_What you are asked to do_. State how many lines of the entries below hold the word "JSON"; reply with nothing but the number.
»»
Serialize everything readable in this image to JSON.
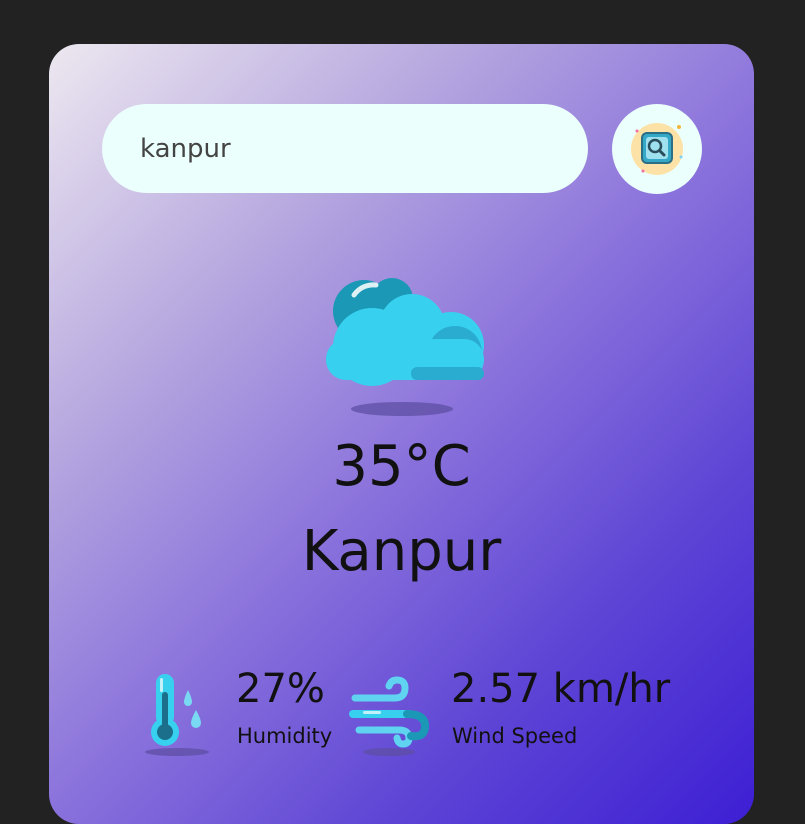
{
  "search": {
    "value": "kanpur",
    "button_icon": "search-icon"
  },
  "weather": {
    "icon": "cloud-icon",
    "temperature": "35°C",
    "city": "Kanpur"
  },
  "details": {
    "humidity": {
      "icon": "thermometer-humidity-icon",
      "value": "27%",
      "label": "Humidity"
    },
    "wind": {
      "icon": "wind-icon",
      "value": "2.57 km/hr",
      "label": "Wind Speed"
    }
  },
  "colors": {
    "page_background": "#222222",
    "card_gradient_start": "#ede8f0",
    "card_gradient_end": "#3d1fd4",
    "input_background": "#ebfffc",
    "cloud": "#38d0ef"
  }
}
««
»»
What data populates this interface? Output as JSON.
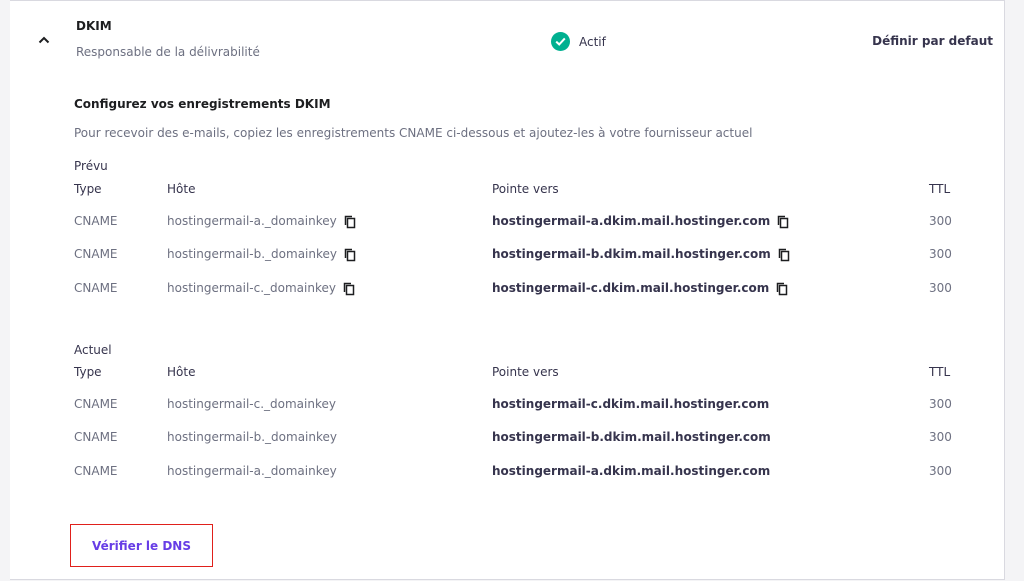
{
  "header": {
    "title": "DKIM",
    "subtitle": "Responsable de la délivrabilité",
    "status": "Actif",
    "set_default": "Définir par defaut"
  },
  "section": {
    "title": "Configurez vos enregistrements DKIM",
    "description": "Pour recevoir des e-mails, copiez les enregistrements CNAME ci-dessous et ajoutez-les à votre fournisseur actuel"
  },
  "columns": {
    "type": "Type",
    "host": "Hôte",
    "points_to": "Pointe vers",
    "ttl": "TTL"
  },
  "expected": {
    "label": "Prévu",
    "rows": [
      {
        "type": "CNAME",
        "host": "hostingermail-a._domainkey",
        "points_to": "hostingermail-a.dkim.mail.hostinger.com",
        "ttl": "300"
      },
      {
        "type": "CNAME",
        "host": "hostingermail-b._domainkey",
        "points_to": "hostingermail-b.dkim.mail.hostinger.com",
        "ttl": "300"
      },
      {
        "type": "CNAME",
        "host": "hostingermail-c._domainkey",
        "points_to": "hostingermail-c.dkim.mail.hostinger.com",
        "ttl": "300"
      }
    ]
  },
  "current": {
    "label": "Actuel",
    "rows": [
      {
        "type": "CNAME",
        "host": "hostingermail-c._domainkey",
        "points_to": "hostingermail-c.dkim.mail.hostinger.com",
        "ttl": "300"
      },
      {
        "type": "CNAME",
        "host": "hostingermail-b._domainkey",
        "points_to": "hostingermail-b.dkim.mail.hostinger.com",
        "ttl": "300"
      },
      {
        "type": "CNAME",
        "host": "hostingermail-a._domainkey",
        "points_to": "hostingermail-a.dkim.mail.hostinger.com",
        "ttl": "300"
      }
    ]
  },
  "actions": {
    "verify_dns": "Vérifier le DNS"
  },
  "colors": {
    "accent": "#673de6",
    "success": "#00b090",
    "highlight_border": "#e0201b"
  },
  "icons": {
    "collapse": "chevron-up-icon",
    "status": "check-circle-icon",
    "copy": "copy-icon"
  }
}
««
_Response for this exercise_. 2